### PROBLEM TO WORK ON
Give the number of lines containing the word "subtitle", and nothing else.

(Data entries)

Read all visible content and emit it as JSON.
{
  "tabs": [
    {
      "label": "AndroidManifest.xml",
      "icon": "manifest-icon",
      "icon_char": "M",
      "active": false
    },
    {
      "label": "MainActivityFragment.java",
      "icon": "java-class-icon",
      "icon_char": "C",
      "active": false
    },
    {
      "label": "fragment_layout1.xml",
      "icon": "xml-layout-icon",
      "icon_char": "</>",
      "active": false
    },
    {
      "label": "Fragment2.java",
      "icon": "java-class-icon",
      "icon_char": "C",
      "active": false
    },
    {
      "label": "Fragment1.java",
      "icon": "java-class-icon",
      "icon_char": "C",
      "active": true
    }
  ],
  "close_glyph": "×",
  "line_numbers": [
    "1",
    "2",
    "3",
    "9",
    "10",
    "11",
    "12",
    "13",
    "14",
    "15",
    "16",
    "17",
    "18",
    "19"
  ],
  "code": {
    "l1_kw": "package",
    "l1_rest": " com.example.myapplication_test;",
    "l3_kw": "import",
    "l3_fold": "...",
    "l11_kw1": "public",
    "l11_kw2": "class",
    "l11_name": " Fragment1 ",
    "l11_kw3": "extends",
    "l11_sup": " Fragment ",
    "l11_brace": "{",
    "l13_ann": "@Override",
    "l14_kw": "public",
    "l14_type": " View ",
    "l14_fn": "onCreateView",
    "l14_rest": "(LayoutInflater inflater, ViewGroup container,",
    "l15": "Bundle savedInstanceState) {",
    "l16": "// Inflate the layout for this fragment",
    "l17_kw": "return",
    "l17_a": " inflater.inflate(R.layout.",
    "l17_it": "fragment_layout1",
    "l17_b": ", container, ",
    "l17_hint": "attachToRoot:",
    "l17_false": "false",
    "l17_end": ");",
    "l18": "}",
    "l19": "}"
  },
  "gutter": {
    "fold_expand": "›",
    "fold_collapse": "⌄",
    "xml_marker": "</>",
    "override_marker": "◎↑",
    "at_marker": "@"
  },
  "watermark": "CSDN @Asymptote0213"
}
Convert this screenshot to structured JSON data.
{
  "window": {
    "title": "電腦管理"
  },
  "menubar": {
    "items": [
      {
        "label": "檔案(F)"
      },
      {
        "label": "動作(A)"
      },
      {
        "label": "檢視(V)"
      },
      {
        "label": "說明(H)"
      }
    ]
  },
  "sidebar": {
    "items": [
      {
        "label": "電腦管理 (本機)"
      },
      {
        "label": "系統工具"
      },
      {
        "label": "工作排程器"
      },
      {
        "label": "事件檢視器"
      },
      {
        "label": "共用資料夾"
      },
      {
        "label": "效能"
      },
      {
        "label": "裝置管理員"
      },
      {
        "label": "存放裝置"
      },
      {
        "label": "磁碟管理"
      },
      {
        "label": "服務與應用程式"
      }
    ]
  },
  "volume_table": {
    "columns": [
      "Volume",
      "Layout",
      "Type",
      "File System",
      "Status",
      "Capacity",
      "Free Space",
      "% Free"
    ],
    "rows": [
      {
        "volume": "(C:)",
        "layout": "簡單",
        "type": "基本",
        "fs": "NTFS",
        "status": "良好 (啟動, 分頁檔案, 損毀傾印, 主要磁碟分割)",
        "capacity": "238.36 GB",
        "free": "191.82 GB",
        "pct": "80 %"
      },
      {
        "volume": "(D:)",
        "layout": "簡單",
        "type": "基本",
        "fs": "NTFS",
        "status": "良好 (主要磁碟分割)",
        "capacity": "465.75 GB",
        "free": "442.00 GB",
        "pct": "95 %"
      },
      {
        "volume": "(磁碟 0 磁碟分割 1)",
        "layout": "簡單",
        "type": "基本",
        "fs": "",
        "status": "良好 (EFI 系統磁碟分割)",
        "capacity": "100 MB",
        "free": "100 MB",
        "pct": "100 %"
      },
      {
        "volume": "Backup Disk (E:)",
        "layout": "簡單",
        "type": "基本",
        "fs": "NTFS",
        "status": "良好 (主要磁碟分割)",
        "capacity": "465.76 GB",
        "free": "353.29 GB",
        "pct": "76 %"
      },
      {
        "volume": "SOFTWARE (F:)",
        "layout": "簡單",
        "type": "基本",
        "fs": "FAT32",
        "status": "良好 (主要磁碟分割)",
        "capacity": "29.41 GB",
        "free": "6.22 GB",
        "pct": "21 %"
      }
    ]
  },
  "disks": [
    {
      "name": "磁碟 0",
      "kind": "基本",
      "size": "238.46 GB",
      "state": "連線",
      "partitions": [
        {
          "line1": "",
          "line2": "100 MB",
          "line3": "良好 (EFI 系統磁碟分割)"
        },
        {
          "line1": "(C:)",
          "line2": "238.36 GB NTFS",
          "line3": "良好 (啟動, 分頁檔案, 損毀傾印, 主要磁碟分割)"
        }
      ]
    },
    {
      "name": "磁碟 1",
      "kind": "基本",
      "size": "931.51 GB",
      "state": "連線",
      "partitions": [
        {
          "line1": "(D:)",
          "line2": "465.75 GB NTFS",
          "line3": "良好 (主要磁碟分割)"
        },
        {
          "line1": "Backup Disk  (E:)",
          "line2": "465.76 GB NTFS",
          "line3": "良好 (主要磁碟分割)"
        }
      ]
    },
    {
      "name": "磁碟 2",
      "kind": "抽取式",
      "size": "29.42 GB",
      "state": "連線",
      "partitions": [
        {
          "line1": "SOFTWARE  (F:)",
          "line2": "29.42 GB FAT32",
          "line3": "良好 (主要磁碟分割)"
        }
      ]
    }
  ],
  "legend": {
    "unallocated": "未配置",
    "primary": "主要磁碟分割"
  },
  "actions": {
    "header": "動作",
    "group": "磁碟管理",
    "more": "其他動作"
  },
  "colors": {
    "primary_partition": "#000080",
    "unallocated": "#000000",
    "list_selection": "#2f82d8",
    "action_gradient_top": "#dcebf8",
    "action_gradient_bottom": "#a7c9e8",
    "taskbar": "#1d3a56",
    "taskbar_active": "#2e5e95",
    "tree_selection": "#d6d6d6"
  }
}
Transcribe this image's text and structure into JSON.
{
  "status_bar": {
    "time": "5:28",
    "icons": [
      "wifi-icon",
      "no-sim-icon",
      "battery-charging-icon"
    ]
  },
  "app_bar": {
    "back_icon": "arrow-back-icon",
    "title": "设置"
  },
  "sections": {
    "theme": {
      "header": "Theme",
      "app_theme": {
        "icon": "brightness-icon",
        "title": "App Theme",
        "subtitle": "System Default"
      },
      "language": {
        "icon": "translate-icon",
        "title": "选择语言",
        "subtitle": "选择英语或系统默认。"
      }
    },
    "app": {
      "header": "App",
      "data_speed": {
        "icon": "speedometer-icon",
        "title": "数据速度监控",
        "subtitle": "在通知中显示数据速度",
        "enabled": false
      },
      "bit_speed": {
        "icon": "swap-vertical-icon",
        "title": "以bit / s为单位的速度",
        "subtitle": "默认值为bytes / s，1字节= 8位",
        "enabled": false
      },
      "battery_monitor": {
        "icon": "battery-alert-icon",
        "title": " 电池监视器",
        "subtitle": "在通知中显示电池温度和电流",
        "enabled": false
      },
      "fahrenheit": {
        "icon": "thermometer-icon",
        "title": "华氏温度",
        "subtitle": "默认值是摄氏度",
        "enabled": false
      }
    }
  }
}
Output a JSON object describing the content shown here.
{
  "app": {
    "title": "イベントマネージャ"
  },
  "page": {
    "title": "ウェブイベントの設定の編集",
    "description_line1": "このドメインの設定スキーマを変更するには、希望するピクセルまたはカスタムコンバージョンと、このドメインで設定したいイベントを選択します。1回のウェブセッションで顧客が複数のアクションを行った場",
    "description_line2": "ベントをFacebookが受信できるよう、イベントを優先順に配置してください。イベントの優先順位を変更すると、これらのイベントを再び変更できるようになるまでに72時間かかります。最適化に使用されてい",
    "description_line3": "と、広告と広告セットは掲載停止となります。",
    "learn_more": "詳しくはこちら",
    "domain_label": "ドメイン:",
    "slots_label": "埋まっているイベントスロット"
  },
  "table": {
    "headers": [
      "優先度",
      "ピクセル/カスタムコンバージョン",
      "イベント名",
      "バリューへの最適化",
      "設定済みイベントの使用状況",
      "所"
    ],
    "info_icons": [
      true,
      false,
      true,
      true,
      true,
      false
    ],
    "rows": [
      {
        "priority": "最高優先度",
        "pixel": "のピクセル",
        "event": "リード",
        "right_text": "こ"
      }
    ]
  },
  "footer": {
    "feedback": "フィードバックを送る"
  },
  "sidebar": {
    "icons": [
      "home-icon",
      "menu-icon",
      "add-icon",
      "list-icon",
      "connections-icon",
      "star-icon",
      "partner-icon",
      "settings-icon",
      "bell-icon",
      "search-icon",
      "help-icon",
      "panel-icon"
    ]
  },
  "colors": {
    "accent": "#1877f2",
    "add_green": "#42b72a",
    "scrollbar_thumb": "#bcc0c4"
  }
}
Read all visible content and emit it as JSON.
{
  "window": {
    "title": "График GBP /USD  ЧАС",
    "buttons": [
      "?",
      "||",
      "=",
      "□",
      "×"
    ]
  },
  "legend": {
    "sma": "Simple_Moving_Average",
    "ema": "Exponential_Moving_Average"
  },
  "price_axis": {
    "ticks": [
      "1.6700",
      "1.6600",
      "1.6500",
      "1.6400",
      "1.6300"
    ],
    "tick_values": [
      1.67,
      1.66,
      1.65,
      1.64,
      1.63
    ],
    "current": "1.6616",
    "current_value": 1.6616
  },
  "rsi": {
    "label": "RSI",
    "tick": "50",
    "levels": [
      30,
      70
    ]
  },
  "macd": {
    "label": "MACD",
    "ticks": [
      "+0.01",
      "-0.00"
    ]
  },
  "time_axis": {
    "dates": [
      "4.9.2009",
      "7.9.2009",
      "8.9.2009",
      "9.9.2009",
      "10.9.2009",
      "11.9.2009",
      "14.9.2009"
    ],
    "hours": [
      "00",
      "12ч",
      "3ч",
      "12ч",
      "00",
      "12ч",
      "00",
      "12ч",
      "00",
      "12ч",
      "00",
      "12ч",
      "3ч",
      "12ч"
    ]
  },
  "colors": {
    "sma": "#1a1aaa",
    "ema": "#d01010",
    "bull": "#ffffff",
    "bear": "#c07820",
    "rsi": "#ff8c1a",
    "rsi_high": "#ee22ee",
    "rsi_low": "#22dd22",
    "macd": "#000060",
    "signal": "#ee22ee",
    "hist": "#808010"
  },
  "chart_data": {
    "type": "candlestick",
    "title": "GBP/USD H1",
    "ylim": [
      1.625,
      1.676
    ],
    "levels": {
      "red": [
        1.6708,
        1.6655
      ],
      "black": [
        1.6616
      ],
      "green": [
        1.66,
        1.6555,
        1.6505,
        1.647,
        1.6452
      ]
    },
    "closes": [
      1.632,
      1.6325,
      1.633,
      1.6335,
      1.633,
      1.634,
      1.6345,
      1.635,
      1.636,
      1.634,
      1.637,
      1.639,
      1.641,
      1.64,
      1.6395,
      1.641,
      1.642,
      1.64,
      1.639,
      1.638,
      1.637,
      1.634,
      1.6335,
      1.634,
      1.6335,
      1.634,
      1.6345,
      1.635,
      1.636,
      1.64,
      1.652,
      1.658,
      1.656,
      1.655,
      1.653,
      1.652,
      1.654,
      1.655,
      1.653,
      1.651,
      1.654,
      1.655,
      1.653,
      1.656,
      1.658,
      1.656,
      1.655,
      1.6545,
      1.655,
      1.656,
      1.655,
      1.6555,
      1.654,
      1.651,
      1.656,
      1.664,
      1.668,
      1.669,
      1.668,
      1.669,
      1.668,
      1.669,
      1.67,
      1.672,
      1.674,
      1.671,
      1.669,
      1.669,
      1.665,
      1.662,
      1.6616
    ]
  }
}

### TASK ANSWER
6